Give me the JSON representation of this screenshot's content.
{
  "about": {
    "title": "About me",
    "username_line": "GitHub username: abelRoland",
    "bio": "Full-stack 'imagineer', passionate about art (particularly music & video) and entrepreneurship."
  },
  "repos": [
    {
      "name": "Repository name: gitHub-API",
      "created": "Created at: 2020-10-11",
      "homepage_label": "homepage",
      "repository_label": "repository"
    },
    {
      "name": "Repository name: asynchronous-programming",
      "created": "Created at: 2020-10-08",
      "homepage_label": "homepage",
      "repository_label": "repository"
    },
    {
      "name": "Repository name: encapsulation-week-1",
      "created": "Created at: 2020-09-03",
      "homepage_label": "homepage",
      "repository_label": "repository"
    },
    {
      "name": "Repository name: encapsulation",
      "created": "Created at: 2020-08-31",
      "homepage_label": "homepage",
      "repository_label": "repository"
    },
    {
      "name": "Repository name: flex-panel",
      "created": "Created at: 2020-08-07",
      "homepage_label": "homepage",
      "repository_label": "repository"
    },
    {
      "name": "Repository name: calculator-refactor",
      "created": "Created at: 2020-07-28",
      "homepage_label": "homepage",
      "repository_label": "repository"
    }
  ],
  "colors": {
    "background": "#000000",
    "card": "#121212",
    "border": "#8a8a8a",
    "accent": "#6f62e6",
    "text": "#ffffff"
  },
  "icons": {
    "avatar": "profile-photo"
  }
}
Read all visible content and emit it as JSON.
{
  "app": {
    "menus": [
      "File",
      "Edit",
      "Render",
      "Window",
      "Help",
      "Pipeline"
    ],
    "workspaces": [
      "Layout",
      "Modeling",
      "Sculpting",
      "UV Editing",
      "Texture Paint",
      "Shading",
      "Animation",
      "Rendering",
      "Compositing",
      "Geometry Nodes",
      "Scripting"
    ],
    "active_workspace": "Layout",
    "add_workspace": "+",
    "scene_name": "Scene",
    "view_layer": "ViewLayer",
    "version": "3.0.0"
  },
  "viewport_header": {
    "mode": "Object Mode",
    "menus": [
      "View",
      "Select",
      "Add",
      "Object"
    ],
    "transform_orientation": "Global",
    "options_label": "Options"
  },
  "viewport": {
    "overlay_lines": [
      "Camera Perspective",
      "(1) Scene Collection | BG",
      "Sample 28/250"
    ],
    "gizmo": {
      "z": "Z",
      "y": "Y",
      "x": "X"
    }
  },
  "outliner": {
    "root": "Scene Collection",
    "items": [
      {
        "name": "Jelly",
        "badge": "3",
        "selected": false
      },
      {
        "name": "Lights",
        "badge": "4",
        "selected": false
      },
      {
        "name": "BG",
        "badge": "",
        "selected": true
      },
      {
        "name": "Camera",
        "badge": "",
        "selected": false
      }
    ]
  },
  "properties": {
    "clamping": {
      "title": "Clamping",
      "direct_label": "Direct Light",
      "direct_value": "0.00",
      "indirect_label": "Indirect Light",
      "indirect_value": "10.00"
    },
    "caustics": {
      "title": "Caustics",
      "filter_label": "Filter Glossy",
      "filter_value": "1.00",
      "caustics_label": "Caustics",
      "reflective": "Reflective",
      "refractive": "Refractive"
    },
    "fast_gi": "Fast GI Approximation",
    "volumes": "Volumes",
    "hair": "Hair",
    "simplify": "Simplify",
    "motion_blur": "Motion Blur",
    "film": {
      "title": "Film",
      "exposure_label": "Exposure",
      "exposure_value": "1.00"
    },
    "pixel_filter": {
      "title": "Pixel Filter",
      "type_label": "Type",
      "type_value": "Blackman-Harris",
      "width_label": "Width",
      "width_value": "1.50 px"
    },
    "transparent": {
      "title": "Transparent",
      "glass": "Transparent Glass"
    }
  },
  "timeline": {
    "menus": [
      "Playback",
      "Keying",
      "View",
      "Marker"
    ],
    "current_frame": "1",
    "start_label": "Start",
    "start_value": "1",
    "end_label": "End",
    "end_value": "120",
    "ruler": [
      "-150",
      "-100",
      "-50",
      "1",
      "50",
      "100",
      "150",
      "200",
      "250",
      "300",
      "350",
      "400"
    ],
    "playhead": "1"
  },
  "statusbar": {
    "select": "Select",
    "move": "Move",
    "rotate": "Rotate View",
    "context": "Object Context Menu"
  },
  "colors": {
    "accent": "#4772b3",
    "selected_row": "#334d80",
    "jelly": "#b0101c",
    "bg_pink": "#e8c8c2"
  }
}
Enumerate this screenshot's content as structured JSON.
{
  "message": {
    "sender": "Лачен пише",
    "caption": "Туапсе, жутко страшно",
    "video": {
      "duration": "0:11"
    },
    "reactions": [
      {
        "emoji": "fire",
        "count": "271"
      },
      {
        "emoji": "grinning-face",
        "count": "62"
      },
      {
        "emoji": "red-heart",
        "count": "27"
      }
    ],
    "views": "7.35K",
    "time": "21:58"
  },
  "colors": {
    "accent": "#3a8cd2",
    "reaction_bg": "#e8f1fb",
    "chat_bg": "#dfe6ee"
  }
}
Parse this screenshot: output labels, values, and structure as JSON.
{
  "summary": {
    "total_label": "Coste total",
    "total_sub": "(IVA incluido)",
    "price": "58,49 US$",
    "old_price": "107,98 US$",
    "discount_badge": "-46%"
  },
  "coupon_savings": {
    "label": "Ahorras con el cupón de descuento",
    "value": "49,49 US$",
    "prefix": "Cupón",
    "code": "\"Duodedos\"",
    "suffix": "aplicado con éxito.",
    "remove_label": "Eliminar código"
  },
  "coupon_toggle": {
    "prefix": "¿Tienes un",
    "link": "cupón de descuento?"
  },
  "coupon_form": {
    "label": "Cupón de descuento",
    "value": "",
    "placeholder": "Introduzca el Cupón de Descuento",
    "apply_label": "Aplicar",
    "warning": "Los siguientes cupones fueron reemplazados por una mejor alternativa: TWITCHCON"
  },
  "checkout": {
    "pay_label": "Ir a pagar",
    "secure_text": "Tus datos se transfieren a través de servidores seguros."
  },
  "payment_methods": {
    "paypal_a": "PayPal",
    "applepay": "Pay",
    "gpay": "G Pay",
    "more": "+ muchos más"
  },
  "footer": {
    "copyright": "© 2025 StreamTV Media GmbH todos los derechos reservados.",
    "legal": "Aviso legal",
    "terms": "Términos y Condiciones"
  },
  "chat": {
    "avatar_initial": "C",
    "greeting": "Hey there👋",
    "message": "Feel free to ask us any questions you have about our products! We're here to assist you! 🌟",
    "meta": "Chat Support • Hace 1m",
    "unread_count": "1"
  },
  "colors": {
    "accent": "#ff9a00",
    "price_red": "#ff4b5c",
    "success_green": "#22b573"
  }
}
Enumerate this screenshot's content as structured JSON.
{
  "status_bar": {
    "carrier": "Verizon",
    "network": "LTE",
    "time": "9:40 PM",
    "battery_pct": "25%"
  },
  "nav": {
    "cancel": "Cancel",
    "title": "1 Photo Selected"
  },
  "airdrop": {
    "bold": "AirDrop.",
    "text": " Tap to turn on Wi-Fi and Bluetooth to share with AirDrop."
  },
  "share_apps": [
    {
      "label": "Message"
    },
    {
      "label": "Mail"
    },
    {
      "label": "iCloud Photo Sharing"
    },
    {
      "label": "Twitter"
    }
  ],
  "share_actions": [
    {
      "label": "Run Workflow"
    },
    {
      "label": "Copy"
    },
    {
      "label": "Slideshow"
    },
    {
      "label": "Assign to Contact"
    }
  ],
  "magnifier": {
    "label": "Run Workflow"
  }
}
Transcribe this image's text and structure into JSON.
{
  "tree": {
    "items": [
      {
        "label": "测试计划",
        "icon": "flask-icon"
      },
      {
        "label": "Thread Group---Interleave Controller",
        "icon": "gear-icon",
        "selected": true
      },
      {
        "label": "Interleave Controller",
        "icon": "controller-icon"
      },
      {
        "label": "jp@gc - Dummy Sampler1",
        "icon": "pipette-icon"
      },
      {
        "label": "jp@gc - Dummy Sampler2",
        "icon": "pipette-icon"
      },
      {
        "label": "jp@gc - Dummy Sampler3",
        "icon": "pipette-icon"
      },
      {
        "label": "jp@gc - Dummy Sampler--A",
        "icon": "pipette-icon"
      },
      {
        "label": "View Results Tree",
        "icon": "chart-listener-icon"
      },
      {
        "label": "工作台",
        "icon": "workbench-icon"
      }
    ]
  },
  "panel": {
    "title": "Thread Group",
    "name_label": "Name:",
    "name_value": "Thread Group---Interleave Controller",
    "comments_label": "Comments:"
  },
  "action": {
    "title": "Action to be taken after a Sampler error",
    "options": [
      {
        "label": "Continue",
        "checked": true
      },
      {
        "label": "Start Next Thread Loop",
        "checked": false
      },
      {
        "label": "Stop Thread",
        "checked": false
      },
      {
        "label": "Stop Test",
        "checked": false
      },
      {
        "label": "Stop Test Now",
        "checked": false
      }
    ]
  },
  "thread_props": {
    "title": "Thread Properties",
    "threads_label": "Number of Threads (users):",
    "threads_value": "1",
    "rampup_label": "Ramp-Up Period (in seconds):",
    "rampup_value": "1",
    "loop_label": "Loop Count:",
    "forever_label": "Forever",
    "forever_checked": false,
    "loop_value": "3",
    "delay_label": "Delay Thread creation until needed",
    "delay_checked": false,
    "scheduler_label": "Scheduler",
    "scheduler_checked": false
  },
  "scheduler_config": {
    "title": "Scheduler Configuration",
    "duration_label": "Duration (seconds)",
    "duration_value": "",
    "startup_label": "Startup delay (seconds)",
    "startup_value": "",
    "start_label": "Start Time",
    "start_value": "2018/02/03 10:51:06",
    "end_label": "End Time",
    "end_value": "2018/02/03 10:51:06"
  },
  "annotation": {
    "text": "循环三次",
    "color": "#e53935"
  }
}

|---|

CHALLENGE: Give every line of the material that includes the string "Object".

RESPONSE TO THE EXERCISE:
    "mode": "Object Mode",
      "Object"
    "context": "Object Context Menu"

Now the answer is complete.